- [Task to complete] Leave out the pictures, then reproduce the rest of the material exactly.

- [Input]
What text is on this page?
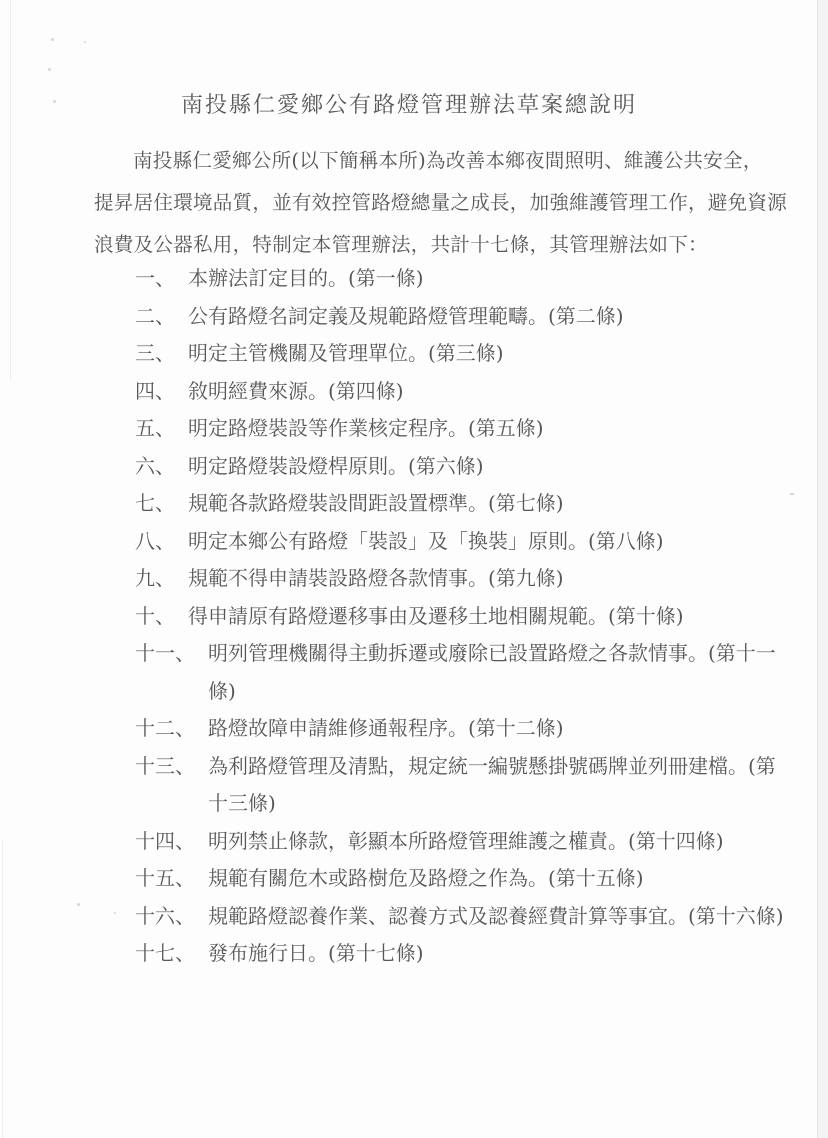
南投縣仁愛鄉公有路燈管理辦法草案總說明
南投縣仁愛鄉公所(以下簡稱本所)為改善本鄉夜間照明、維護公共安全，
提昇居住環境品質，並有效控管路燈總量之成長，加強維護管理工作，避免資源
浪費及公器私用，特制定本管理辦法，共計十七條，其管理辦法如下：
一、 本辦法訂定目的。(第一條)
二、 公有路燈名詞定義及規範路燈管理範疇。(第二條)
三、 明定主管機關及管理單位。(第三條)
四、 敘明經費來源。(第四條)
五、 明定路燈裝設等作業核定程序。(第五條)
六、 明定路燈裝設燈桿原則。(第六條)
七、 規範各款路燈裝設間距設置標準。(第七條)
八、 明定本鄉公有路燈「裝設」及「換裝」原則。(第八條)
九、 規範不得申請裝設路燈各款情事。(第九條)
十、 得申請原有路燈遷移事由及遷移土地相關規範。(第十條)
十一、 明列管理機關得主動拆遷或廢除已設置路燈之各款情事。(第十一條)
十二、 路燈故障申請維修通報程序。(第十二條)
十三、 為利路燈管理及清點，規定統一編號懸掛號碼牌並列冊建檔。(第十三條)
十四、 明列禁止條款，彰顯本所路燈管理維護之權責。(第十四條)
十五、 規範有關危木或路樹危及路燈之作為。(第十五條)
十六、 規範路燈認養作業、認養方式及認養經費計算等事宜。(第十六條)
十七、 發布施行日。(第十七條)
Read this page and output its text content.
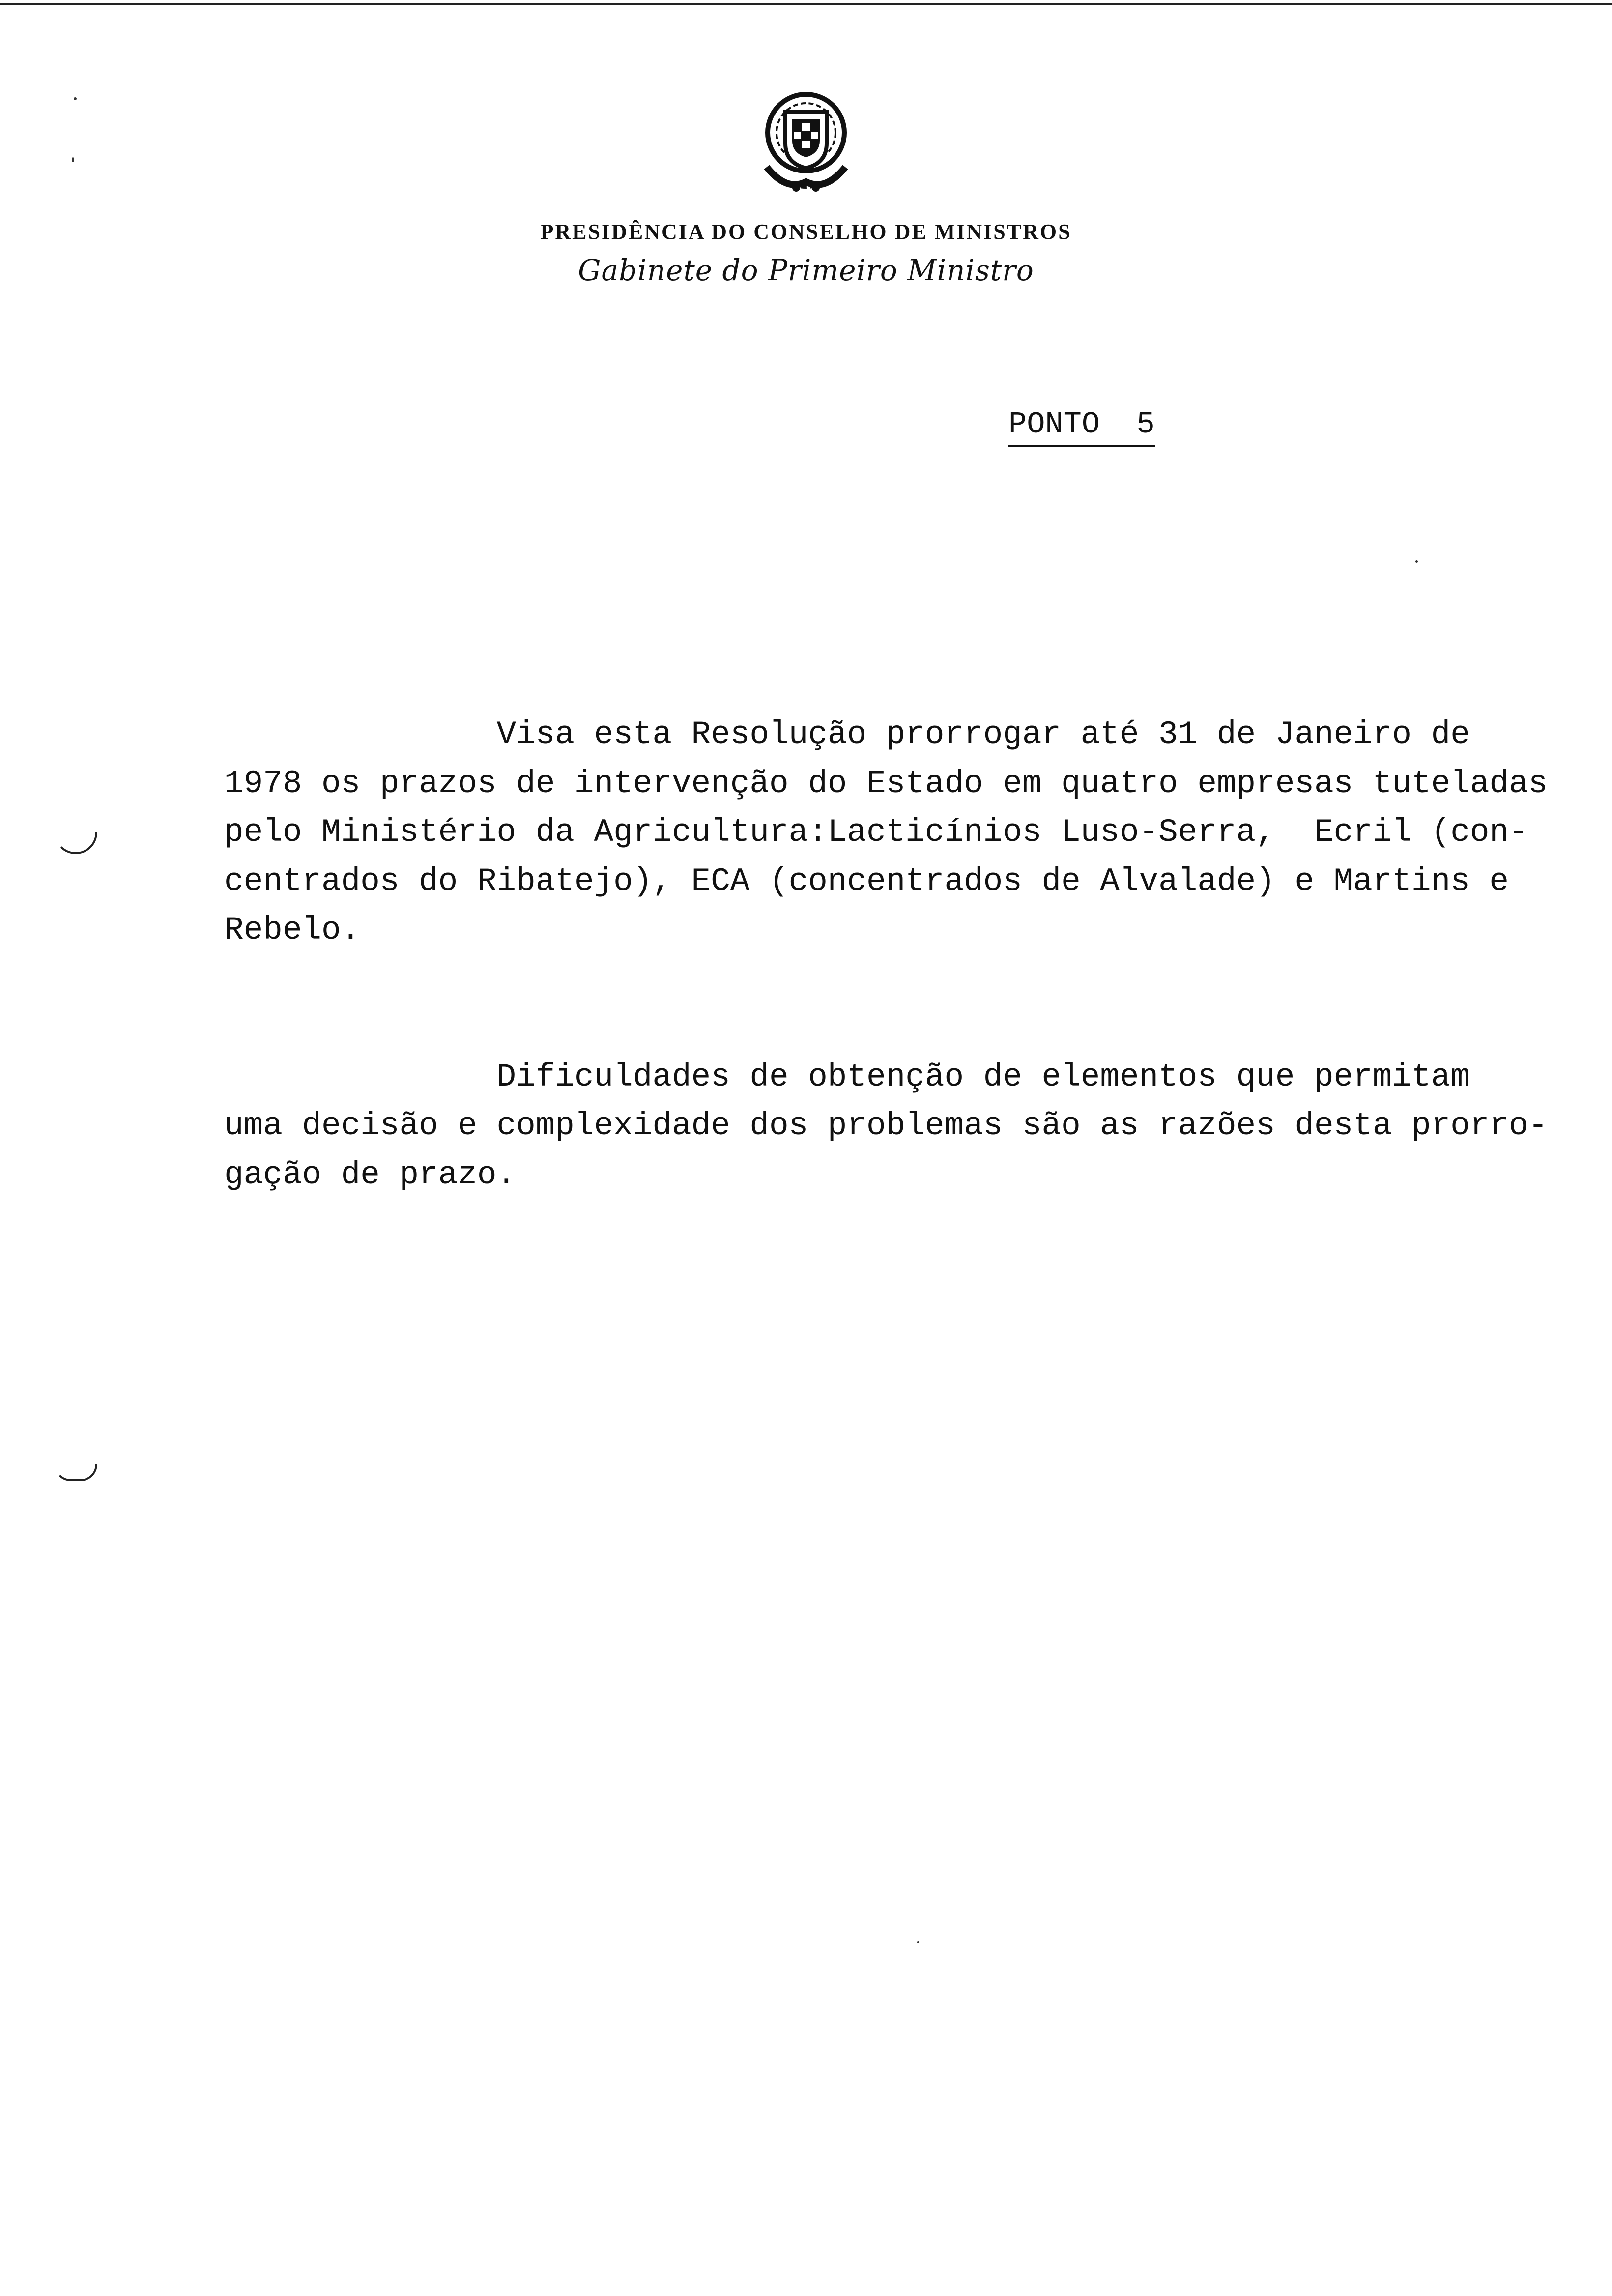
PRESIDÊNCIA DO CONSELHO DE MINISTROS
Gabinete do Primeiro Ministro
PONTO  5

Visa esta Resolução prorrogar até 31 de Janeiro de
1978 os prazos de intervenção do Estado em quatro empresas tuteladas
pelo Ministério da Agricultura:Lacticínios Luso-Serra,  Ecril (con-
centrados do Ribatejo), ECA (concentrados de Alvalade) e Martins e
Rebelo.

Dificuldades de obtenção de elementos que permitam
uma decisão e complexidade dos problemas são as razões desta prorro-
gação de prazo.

- [Task output]
What text is on this page?
南投縣仁愛鄉公有路燈管理辦法草案總說明
南投縣仁愛鄉公所(以下簡稱本所)為改善本鄉夜間照明、維護公共安全，
提昇居住環境品質，並有效控管路燈總量之成長，加強維護管理工作，避免資源
浪費及公器私用，特制定本管理辦法，共計十七條，其管理辦法如下：
一、 本辦法訂定目的。(第一條)
二、 公有路燈名詞定義及規範路燈管理範疇。(第二條)
三、 明定主管機關及管理單位。(第三條)
四、 敘明經費來源。(第四條)
五、 明定路燈裝設等作業核定程序。(第五條)
六、 明定路燈裝設燈桿原則。(第六條)
七、 規範各款路燈裝設間距設置標準。(第七條)
八、 明定本鄉公有路燈「裝設」及「換裝」原則。(第八條)
九、 規範不得申請裝設路燈各款情事。(第九條)
十、 得申請原有路燈遷移事由及遷移土地相關規範。(第十條)
十一、 明列管理機關得主動拆遷或廢除已設置路燈之各款情事。(第十一條)
十二、 路燈故障申請維修通報程序。(第十二條)
十三、 為利路燈管理及清點，規定統一編號懸掛號碼牌並列冊建檔。(第十三條)
十四、 明列禁止條款，彰顯本所路燈管理維護之權責。(第十四條)
十五、 規範有關危木或路樹危及路燈之作為。(第十五條)
十六、 規範路燈認養作業、認養方式及認養經費計算等事宜。(第十六條)
十七、 發布施行日。(第十七條)
Read this page and output its text content.
PRESIDÊNCIA DO CONSELHO DE MINISTROS
Gabinete do Primeiro Ministro
PONTO  5

Visa esta Resolução prorrogar até 31 de Janeiro de
1978 os prazos de intervenção do Estado em quatro empresas tuteladas
pelo Ministério da Agricultura:Lacticínios Luso-Serra,  Ecril (con-
centrados do Ribatejo), ECA (concentrados de Alvalade) e Martins e
Rebelo.

Dificuldades de obtenção de elementos que permitam
uma decisão e complexidade dos problemas são as razões desta prorro-
gação de prazo.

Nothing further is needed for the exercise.